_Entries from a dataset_
^^^^

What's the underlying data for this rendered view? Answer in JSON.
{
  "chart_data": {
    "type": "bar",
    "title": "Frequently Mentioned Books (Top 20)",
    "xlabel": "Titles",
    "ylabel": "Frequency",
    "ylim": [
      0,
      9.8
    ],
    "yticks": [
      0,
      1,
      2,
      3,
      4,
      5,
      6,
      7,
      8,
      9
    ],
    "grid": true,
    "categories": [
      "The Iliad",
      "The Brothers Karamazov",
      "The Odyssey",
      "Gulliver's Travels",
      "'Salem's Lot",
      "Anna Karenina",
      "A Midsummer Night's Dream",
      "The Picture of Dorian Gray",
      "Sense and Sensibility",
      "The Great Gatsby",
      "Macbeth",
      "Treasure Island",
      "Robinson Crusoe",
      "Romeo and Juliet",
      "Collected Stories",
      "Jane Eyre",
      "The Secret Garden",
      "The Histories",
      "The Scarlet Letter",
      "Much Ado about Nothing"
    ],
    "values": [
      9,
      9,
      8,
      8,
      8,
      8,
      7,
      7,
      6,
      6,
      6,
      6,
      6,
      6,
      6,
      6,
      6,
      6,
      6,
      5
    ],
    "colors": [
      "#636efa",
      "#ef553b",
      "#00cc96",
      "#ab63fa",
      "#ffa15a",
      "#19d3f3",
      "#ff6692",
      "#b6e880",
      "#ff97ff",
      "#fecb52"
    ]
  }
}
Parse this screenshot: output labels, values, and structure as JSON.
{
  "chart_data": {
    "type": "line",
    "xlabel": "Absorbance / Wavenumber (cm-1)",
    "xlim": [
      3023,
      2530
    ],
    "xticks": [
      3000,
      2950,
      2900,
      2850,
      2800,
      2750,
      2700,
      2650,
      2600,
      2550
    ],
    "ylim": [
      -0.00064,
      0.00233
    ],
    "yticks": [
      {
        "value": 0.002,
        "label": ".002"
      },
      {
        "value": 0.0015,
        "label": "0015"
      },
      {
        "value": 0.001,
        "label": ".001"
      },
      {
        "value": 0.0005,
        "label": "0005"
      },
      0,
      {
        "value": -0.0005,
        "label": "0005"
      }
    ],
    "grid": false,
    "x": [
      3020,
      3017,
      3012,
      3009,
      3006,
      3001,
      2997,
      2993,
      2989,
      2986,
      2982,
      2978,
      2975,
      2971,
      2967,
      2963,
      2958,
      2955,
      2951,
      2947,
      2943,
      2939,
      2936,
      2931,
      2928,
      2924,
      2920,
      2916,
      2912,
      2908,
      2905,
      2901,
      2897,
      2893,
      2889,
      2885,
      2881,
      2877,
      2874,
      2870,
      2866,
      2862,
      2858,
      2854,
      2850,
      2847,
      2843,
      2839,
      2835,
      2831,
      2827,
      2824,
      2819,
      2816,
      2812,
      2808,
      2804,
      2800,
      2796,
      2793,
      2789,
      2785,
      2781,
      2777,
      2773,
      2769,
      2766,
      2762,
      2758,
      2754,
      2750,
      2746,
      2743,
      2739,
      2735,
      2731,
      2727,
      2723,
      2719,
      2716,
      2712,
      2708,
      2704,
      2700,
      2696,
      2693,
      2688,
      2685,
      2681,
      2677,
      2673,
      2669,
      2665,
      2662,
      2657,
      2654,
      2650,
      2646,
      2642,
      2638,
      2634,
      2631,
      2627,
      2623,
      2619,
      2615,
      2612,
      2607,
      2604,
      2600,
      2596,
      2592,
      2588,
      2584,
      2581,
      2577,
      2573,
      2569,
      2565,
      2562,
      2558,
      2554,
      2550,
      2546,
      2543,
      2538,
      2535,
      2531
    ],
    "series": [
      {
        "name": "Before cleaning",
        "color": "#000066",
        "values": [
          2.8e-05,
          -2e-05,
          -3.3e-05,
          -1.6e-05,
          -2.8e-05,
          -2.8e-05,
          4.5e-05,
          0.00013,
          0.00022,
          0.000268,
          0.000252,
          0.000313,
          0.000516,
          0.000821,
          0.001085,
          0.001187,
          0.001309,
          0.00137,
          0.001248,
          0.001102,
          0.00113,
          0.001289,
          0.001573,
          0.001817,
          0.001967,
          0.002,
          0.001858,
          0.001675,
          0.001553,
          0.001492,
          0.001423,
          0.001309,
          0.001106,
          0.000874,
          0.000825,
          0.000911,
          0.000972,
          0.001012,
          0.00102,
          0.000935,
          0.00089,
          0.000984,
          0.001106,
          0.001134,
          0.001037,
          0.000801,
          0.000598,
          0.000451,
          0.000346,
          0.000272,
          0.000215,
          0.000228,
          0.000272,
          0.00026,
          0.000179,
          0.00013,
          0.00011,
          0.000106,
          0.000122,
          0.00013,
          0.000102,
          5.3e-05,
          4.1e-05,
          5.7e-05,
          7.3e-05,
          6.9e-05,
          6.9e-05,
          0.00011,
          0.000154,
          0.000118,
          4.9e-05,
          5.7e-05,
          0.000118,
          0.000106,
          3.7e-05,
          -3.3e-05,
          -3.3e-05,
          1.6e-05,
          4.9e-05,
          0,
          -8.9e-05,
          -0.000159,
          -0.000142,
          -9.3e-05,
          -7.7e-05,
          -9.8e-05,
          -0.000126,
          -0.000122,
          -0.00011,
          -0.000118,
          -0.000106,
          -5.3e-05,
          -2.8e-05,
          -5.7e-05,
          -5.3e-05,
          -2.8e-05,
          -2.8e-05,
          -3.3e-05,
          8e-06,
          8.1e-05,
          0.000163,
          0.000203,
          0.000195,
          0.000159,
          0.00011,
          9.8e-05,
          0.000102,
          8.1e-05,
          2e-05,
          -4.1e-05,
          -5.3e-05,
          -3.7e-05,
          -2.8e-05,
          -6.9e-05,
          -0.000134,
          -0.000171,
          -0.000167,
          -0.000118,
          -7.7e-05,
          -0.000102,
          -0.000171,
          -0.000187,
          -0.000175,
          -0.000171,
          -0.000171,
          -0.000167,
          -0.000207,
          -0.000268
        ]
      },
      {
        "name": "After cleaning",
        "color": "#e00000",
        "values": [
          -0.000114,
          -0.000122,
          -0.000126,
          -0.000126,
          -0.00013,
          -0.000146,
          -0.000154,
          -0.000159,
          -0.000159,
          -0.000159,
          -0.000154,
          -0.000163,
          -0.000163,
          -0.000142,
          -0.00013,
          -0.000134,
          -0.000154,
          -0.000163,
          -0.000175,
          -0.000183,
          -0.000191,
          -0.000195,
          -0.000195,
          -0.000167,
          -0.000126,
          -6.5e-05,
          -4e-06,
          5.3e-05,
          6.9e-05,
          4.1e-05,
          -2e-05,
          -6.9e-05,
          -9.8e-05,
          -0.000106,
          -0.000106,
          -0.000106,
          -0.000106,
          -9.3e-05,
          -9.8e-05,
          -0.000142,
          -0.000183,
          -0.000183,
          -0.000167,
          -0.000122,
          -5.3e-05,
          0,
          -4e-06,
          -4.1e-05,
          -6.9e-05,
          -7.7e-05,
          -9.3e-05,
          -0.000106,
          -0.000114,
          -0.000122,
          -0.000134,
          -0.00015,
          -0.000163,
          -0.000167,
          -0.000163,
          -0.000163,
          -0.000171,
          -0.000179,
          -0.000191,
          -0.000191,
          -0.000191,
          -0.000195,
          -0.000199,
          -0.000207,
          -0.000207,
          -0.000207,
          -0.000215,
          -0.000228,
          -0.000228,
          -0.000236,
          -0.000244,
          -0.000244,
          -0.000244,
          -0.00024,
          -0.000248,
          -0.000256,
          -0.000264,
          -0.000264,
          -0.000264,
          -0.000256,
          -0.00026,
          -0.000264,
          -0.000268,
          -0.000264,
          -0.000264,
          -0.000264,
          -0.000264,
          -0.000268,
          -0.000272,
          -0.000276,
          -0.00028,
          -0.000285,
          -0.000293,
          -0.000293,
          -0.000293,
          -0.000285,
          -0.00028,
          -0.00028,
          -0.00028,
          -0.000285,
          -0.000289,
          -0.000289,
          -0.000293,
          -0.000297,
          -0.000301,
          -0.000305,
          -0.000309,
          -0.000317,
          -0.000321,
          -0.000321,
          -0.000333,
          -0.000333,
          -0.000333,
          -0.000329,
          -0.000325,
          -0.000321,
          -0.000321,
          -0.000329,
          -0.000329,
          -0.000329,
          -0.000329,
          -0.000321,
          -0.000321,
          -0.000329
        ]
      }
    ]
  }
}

^^^^

_Short exercise_
Of all the lines in the material above, how many contain the word "JSON"? Give only the count.

_Output of the task_
2